— BEGIN Material provided —
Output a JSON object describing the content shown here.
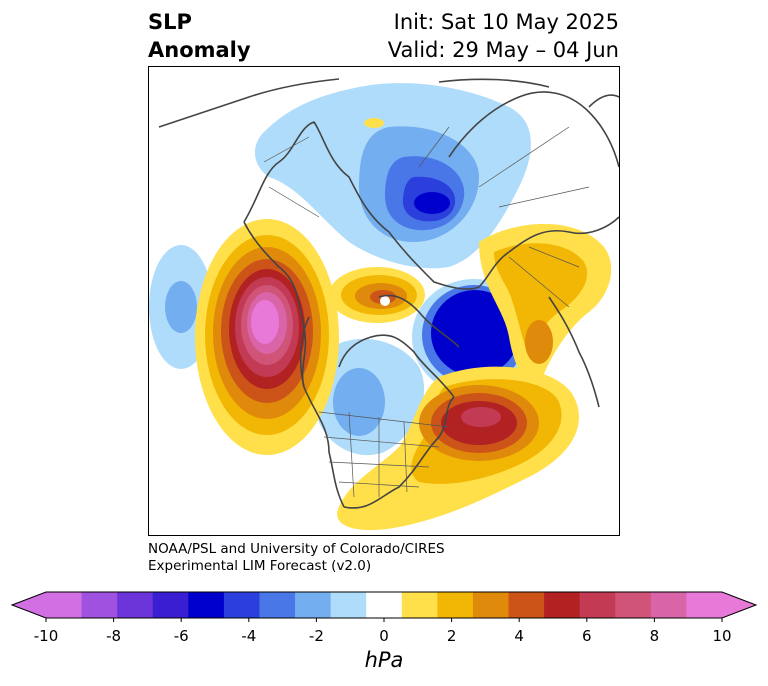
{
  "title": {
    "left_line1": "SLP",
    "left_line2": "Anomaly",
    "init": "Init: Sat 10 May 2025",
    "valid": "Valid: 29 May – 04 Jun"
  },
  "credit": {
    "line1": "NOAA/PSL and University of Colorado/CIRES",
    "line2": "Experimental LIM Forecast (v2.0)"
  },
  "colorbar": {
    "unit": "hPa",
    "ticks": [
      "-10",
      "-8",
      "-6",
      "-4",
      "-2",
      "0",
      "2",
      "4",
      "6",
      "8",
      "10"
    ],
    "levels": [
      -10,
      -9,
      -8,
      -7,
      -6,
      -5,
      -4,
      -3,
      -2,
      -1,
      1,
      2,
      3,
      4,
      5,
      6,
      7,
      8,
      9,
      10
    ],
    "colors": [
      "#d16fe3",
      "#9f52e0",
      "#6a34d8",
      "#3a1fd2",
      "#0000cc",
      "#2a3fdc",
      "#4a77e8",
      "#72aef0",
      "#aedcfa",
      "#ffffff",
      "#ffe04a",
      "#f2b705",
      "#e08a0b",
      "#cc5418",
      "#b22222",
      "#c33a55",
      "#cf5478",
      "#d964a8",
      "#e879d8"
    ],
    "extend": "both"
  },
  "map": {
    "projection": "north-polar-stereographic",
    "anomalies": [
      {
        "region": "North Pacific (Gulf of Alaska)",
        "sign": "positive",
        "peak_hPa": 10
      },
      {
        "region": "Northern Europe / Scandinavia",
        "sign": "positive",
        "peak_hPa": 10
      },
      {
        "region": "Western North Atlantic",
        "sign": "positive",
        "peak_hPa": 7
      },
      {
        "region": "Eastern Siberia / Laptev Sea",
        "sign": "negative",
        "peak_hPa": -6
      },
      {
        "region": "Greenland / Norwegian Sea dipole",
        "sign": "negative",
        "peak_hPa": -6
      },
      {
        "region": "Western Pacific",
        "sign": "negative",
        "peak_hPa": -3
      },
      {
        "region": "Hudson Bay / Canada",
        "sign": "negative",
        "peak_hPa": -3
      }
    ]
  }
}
— END Material provided —
— BEGIN Material provided —
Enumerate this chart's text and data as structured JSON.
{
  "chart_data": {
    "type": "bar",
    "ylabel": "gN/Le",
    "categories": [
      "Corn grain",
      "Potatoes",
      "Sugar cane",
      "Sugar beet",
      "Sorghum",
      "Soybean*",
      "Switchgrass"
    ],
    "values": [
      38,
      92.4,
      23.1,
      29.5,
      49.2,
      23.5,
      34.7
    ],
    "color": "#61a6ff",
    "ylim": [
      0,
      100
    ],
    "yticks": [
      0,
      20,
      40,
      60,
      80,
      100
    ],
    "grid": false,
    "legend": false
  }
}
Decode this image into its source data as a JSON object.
— END Material provided —
- **Task statement**: The first line to be transcribed is the one containing "Enumerate this chart's", and the last is the one containing "Decode this image". Transcribe exactly those lines and nothing else.

- **Final result**:
Enumerate this chart's text and data as structured JSON.
{
  "chart_data": {
    "type": "bar",
    "ylabel": "gN/Le",
    "categories": [
      "Corn grain",
      "Potatoes",
      "Sugar cane",
      "Sugar beet",
      "Sorghum",
      "Soybean*",
      "Switchgrass"
    ],
    "values": [
      38,
      92.4,
      23.1,
      29.5,
      49.2,
      23.5,
      34.7
    ],
    "color": "#61a6ff",
    "ylim": [
      0,
      100
    ],
    "yticks": [
      0,
      20,
      40,
      60,
      80,
      100
    ],
    "grid": false,
    "legend": false
  }
}
Decode this image into its source data as a JSON object.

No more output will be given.